Written problem: Go through the data below. Pull out every line that has the word "NH투자증권".

Dataset rows:
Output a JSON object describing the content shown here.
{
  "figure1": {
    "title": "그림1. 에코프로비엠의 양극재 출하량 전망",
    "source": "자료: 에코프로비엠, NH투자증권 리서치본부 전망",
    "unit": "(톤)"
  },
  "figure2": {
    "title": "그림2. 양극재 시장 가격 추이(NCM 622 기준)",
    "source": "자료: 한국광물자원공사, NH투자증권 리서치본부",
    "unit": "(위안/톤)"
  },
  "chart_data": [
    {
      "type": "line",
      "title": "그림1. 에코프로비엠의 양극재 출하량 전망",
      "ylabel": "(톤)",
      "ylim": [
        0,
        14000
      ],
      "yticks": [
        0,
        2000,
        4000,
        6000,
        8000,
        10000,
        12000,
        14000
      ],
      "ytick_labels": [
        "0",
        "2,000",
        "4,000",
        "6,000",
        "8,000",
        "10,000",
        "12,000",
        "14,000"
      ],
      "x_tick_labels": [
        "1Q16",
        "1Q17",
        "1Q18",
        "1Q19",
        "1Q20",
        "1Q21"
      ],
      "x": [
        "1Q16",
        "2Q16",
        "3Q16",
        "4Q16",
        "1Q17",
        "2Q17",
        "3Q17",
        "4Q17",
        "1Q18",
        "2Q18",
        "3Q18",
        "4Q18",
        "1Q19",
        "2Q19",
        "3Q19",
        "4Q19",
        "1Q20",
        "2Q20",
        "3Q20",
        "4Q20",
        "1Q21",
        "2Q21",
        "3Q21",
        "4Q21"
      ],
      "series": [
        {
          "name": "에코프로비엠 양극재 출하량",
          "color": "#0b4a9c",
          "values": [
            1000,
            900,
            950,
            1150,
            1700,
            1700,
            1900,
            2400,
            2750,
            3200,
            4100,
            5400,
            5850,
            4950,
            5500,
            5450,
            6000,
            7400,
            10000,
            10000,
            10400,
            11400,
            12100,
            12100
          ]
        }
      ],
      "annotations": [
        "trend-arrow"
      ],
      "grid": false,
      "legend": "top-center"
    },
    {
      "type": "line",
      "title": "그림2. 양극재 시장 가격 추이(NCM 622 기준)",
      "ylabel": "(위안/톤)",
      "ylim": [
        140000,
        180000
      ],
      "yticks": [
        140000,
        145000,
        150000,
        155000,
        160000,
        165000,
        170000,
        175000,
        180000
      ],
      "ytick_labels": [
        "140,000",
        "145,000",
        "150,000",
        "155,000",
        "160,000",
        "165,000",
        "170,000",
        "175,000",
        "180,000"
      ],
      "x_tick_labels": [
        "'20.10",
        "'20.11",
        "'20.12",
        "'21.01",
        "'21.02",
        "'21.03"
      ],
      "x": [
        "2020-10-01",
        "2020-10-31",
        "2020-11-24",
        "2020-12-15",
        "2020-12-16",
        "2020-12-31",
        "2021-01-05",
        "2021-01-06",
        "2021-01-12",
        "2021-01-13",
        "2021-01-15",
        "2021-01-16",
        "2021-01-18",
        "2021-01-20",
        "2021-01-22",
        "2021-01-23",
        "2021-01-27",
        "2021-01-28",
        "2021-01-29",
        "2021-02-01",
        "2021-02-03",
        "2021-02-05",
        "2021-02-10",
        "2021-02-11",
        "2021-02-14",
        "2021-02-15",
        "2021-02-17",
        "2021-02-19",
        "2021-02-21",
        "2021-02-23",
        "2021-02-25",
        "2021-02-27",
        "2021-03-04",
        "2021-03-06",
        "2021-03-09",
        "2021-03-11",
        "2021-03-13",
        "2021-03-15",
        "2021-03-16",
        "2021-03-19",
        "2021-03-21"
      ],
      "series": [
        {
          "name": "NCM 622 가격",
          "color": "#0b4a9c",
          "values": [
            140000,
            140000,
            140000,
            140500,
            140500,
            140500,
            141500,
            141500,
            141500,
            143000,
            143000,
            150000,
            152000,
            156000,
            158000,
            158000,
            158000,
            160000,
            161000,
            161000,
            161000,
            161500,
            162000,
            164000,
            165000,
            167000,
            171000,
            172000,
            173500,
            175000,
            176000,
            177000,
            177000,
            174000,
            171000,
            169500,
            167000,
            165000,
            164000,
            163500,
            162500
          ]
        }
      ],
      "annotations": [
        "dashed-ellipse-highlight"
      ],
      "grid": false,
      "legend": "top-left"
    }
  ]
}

Result for this task:
    "source": "자료: 에코프로비엠, NH투자증권 리서치본부 전망",
    "source": "자료: 한국광물자원공사, NH투자증권 리서치본부",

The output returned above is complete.